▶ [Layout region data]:
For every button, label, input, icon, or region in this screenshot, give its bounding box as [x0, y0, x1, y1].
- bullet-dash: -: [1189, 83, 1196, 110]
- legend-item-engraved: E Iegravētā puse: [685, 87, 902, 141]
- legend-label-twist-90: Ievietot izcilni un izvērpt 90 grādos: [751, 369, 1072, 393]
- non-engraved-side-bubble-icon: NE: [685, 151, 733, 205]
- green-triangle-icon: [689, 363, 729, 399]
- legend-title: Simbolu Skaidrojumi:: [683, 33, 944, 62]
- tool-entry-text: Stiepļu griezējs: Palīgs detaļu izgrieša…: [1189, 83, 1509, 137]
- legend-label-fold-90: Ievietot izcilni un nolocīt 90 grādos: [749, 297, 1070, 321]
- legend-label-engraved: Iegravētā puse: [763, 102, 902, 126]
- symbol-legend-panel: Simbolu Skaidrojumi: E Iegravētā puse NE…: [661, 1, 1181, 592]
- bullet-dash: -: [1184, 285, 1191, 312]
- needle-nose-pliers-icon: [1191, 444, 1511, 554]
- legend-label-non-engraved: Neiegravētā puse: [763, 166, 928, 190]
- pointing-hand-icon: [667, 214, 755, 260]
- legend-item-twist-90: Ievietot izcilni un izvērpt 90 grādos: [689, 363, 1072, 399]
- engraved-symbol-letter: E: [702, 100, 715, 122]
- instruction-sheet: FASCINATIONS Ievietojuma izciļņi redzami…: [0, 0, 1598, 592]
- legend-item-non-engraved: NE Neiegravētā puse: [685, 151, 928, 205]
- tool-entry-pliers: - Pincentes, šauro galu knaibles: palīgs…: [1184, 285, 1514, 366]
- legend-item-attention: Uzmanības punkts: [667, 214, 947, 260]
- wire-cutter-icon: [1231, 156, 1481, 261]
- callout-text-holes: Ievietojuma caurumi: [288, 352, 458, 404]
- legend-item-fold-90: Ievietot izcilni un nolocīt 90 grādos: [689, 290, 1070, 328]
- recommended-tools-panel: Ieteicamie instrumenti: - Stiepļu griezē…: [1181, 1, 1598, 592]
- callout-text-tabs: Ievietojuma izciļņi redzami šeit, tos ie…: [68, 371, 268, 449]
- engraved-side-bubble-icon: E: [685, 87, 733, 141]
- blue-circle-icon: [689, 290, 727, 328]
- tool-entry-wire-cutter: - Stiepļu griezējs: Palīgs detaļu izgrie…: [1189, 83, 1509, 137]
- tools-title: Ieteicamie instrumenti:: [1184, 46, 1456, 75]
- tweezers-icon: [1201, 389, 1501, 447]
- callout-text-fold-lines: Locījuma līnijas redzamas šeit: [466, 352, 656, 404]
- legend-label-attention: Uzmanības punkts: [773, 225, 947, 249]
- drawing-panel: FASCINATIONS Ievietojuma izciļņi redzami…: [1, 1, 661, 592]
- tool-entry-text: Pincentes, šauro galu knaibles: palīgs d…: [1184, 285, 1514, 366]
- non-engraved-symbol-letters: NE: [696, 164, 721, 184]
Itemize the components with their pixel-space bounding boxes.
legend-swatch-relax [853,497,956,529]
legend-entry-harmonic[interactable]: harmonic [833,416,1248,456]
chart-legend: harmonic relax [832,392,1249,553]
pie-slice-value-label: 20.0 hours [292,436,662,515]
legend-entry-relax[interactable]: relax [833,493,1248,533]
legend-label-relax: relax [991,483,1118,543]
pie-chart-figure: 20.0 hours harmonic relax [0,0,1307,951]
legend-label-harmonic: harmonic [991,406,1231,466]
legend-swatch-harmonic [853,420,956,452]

▶ [Stated problem]:
Return every line of the data above verbatim, with nothing changed, added, or left out.

▶ [Solution for this problem]:
For every button, label, input, icon, or region in this screenshot, give its bounding box as [x0, y0, x1, y1].
- bullet-dash: -: [1189, 83, 1196, 110]
- legend-item-engraved: E Iegravētā puse: [685, 87, 902, 141]
- legend-label-twist-90: Ievietot izcilni un izvērpt 90 grādos: [751, 369, 1072, 393]
- non-engraved-side-bubble-icon: NE: [685, 151, 733, 205]
- green-triangle-icon: [689, 363, 729, 399]
- legend-title: Simbolu Skaidrojumi:: [683, 33, 944, 62]
- tool-entry-text: Stiepļu griezējs: Palīgs detaļu izgrieša…: [1189, 83, 1509, 137]
- legend-label-fold-90: Ievietot izcilni un nolocīt 90 grādos: [749, 297, 1070, 321]
- legend-label-engraved: Iegravētā puse: [763, 102, 902, 126]
- symbol-legend-panel: Simbolu Skaidrojumi: E Iegravētā puse NE…: [661, 1, 1181, 592]
- bullet-dash: -: [1184, 285, 1191, 312]
- needle-nose-pliers-icon: [1191, 444, 1511, 554]
- legend-label-non-engraved: Neiegravētā puse: [763, 166, 928, 190]
- pointing-hand-icon: [667, 214, 755, 260]
- legend-item-twist-90: Ievietot izcilni un izvērpt 90 grādos: [689, 363, 1072, 399]
- engraved-symbol-letter: E: [702, 100, 715, 122]
- instruction-sheet: FASCINATIONS Ievietojuma izciļņi redzami…: [0, 0, 1598, 592]
- legend-item-non-engraved: NE Neiegravētā puse: [685, 151, 928, 205]
- tool-entry-pliers: - Pincentes, šauro galu knaibles: palīgs…: [1184, 285, 1514, 366]
- legend-item-attention: Uzmanības punkts: [667, 214, 947, 260]
- wire-cutter-icon: [1231, 156, 1481, 261]
- callout-text-holes: Ievietojuma caurumi: [288, 352, 458, 404]
- legend-item-fold-90: Ievietot izcilni un nolocīt 90 grādos: [689, 290, 1070, 328]
- recommended-tools-panel: Ieteicamie instrumenti: - Stiepļu griezē…: [1181, 1, 1598, 592]
- callout-text-tabs: Ievietojuma izciļņi redzami šeit, tos ie…: [68, 371, 268, 449]
- engraved-side-bubble-icon: E: [685, 87, 733, 141]
- blue-circle-icon: [689, 290, 727, 328]
- tool-entry-wire-cutter: - Stiepļu griezējs: Palīgs detaļu izgrie…: [1189, 83, 1509, 137]
- tools-title: Ieteicamie instrumenti:: [1184, 46, 1456, 75]
- tweezers-icon: [1201, 389, 1501, 447]
- callout-text-fold-lines: Locījuma līnijas redzamas šeit: [466, 352, 656, 404]
- legend-label-attention: Uzmanības punkts: [773, 225, 947, 249]
- drawing-panel: FASCINATIONS Ievietojuma izciļņi redzami…: [1, 1, 661, 592]
- tool-entry-text: Pincentes, šauro galu knaibles: palīgs d…: [1184, 285, 1514, 366]
- non-engraved-symbol-letters: NE: [696, 164, 721, 184]
Itemize the components with their pixel-space bounding boxes.
legend-swatch-relax [853,497,956,529]
legend-entry-harmonic[interactable]: harmonic [833,416,1248,456]
chart-legend: harmonic relax [832,392,1249,553]
pie-slice-value-label: 20.0 hours [292,436,662,515]
legend-entry-relax[interactable]: relax [833,493,1248,533]
legend-label-relax: relax [991,483,1118,543]
pie-chart-figure: 20.0 hours harmonic relax [0,0,1307,951]
legend-label-harmonic: harmonic [991,406,1231,466]
legend-swatch-harmonic [853,420,956,452]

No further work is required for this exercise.